_Short exercise_:
Copy, from the entries below, each line where the word "delta" can be found.

--- start of Given data ---

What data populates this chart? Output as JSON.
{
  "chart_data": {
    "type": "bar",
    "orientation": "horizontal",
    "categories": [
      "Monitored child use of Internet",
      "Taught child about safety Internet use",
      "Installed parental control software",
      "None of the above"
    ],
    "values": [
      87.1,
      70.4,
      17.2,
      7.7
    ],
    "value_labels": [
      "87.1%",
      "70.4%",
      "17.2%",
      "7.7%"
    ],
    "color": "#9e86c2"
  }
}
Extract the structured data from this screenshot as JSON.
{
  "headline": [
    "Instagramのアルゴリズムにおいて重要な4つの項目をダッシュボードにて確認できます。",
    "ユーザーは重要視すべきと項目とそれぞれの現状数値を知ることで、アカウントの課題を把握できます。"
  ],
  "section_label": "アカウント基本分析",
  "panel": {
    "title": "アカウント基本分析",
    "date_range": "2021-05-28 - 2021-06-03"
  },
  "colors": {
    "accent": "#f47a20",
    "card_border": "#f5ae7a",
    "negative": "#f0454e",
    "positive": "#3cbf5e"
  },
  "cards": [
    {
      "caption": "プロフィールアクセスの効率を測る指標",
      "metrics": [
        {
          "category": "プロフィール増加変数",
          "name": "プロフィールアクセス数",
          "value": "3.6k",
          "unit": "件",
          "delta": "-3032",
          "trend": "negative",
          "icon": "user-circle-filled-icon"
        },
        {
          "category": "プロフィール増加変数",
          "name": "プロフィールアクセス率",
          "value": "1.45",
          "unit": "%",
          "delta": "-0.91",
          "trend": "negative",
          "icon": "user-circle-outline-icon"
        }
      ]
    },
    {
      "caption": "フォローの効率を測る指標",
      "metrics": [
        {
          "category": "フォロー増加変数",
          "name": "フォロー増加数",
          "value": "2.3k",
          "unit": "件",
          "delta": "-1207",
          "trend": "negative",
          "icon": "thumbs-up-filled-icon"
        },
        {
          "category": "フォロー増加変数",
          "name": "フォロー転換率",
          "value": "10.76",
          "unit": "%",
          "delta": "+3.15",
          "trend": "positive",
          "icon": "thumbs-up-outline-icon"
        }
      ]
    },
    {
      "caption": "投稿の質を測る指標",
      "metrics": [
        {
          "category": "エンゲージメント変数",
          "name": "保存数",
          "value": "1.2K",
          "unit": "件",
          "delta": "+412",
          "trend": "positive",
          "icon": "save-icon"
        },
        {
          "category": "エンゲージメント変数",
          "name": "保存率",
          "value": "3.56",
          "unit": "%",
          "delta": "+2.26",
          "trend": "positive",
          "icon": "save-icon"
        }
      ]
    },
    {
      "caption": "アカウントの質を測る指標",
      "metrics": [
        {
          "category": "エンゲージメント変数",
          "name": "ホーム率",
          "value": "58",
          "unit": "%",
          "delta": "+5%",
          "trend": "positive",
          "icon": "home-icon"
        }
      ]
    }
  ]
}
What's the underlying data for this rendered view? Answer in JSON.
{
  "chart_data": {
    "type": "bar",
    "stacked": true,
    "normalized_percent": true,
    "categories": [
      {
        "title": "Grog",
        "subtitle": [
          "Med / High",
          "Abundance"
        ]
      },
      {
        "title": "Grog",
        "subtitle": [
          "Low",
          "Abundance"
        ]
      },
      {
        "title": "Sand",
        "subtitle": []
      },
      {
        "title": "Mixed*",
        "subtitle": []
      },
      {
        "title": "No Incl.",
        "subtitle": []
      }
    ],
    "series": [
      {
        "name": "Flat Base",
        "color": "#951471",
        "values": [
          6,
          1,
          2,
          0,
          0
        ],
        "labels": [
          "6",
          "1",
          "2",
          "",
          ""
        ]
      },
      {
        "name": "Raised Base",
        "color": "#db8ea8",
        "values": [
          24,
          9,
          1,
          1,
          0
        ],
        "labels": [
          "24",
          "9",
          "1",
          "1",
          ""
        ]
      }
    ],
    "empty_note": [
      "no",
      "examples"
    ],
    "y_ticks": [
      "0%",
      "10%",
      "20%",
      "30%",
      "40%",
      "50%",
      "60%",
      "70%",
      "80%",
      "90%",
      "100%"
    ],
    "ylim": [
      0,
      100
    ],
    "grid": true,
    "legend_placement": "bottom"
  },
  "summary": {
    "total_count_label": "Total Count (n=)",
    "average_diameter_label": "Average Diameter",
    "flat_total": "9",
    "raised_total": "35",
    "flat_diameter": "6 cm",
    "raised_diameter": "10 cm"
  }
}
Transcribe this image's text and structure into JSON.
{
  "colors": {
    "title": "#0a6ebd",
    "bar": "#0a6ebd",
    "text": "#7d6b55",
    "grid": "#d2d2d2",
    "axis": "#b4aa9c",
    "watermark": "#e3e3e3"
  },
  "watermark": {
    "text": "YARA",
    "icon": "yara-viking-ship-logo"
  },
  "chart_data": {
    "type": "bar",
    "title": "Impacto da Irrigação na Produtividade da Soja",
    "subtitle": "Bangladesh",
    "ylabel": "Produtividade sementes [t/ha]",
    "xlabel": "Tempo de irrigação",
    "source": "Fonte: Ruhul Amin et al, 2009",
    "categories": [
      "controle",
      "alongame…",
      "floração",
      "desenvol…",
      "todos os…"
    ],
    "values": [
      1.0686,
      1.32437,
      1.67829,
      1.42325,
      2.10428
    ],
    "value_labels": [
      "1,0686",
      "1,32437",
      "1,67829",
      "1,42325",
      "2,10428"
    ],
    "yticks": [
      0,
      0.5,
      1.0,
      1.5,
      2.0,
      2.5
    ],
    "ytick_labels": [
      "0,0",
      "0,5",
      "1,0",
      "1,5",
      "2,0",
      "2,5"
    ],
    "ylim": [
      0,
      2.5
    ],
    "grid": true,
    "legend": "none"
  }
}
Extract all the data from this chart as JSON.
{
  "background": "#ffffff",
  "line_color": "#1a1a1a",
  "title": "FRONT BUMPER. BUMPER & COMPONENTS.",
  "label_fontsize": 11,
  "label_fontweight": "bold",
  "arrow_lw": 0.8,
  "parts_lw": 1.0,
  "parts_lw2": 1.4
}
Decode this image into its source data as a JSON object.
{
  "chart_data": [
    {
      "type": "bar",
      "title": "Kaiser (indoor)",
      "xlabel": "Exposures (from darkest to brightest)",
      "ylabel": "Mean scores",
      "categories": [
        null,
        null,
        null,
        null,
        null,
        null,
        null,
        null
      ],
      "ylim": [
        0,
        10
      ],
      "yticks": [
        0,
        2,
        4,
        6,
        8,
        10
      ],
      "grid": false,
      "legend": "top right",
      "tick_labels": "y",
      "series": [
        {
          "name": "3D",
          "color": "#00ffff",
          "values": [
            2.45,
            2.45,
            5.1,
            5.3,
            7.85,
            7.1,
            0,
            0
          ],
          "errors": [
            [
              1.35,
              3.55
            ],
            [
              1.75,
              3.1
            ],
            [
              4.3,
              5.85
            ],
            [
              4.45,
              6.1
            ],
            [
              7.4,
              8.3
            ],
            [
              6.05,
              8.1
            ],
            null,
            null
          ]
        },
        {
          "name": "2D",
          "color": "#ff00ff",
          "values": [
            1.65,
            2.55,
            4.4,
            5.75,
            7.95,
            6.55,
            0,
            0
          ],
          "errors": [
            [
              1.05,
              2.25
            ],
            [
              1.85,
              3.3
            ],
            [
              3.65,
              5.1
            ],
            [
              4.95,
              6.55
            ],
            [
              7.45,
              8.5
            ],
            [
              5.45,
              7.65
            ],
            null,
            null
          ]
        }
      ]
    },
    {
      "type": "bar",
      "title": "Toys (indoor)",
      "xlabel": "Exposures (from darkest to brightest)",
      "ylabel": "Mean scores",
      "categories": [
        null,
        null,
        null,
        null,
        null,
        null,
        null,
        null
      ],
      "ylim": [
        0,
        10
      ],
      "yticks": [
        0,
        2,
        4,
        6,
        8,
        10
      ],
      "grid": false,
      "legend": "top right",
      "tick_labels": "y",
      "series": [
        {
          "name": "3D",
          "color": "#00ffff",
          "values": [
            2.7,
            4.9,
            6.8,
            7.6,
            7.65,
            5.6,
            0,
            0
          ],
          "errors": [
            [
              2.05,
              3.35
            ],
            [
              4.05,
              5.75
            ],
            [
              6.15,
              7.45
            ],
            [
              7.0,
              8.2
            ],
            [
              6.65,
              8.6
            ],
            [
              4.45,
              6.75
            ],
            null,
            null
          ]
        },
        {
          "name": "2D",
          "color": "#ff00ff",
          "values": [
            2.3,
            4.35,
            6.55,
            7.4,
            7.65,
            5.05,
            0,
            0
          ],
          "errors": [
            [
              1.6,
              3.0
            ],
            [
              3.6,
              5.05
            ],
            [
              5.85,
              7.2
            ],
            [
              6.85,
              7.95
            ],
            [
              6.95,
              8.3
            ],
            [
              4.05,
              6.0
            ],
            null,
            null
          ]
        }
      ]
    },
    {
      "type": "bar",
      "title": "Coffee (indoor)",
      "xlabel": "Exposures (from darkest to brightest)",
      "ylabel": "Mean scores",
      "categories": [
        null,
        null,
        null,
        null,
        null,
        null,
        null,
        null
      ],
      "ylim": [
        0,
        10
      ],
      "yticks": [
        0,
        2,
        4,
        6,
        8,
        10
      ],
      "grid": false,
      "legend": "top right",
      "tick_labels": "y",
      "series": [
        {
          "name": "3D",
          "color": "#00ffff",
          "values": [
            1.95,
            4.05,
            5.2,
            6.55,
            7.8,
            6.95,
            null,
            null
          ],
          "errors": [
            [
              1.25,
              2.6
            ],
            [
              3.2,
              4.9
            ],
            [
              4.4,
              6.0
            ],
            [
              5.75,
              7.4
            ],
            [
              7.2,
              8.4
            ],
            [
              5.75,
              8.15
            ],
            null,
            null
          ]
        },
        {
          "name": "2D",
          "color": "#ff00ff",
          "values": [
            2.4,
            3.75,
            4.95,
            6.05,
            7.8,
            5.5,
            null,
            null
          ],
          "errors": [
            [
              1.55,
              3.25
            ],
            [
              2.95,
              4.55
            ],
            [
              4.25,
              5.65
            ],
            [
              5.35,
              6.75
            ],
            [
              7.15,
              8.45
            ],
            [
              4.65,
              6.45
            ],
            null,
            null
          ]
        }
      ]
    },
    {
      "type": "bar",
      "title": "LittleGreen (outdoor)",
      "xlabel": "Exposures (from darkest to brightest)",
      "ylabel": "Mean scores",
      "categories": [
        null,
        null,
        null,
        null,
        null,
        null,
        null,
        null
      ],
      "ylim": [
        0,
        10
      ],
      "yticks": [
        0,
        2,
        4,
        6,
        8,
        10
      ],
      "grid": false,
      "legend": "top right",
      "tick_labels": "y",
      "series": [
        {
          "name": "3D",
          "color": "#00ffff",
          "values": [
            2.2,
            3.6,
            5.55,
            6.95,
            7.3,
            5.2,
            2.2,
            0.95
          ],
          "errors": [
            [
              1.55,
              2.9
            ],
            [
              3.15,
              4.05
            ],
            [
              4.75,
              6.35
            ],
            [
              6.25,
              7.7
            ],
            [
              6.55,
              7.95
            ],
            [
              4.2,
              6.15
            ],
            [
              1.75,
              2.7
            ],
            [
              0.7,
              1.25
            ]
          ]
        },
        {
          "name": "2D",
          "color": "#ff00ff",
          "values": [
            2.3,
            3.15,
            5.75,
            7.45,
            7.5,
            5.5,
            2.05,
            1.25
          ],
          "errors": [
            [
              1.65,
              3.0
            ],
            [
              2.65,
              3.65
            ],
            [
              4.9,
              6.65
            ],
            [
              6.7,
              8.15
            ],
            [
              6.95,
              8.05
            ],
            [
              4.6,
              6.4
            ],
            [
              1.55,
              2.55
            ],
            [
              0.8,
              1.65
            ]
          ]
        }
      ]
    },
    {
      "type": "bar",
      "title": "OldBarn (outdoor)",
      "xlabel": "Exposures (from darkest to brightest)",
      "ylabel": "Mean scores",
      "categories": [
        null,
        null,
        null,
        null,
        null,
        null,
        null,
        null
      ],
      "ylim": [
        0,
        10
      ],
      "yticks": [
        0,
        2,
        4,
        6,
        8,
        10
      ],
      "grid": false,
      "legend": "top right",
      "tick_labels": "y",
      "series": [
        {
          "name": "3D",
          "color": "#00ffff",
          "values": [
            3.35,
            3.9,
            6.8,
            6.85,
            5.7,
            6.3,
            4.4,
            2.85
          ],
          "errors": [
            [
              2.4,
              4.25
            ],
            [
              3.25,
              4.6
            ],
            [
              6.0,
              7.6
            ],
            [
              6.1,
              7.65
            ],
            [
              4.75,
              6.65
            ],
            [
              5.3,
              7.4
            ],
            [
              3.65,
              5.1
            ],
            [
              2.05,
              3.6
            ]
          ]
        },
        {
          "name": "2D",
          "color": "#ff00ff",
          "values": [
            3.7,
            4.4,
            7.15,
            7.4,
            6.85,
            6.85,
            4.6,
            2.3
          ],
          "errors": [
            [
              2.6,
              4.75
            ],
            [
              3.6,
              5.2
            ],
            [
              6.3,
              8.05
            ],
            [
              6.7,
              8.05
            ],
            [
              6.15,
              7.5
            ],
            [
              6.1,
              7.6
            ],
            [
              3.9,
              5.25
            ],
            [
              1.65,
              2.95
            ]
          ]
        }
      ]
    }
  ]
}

--- end of Given data ---

_Complete response_:
          "delta": "-3032",
          "delta": "-0.91",
          "delta": "-1207",
          "delta": "+3.15",
          "delta": "+412",
          "delta": "+2.26",
          "delta": "+5%",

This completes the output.